(Problem requirements) Every line of the material below should be repeated exactly.

Stored dataset items
______
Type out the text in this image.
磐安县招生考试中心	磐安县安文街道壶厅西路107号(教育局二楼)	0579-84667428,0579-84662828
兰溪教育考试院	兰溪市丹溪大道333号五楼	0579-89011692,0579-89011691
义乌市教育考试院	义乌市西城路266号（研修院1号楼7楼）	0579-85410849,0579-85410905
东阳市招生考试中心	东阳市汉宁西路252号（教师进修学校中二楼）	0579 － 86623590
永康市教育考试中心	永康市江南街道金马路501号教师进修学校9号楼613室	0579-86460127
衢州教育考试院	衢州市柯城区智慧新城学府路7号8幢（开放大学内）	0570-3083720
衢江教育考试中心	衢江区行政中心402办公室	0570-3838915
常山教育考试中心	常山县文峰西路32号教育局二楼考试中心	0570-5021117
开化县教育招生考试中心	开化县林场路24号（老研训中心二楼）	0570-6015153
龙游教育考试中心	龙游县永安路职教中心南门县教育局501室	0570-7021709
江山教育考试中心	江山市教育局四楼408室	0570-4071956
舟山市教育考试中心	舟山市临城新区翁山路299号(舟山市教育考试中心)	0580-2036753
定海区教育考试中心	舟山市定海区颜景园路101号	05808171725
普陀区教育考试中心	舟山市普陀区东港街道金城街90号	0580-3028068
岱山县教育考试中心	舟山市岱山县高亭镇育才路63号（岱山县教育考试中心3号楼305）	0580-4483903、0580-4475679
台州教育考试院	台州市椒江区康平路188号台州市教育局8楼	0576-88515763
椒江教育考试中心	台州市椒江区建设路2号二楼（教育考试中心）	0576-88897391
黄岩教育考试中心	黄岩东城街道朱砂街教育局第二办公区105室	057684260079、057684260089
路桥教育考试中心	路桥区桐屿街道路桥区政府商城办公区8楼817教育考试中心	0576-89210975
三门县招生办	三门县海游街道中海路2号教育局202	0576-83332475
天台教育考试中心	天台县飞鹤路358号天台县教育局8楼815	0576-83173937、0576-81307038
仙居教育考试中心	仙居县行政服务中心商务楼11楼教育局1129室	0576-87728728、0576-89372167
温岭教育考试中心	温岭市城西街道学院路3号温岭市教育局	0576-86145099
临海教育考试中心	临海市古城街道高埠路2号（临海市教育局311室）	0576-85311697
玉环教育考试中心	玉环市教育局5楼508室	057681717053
______
(Full solution)
Type out the text in this image.
磐安县招生考试中心	磐安县安文街道壶厅西路107号(教育局二楼)	0579-84667428,0579-84662828
兰溪教育考试院	兰溪市丹溪大道333号五楼	0579-89011692,0579-89011691
义乌市教育考试院	义乌市西城路266号（研修院1号楼7楼）	0579-85410849,0579-85410905
东阳市招生考试中心	东阳市汉宁西路252号（教师进修学校中二楼）	0579 － 86623590
永康市教育考试中心	永康市江南街道金马路501号教师进修学校9号楼613室	0579-86460127
衢州教育考试院	衢州市柯城区智慧新城学府路7号8幢（开放大学内）	0570-3083720
衢江教育考试中心	衢江区行政中心402办公室	0570-3838915
常山教育考试中心	常山县文峰西路32号教育局二楼考试中心	0570-5021117
开化县教育招生考试中心	开化县林场路24号（老研训中心二楼）	0570-6015153
龙游教育考试中心	龙游县永安路职教中心南门县教育局501室	0570-7021709
江山教育考试中心	江山市教育局四楼408室	0570-4071956
舟山市教育考试中心	舟山市临城新区翁山路299号(舟山市教育考试中心)	0580-2036753
定海区教育考试中心	舟山市定海区颜景园路101号	05808171725
普陀区教育考试中心	舟山市普陀区东港街道金城街90号	0580-3028068
岱山县教育考试中心	舟山市岱山县高亭镇育才路63号（岱山县教育考试中心3号楼305）	0580-4483903、0580-4475679
台州教育考试院	台州市椒江区康平路188号台州市教育局8楼	0576-88515763
椒江教育考试中心	台州市椒江区建设路2号二楼（教育考试中心）	0576-88897391
黄岩教育考试中心	黄岩东城街道朱砂街教育局第二办公区105室	057684260079、057684260089
路桥教育考试中心	路桥区桐屿街道路桥区政府商城办公区8楼817教育考试中心	0576-89210975
三门县招生办	三门县海游街道中海路2号教育局202	0576-83332475
天台教育考试中心	天台县飞鹤路358号天台县教育局8楼815	0576-83173937、0576-81307038
仙居教育考试中心	仙居县行政服务中心商务楼11楼教育局1129室	0576-87728728、0576-89372167
温岭教育考试中心	温岭市城西街道学院路3号温岭市教育局	0576-86145099
临海教育考试中心	临海市古城街道高埠路2号（临海市教育局311室）	0576-85311697
玉环教育考试中心	玉环市教育局5楼508室	057681717053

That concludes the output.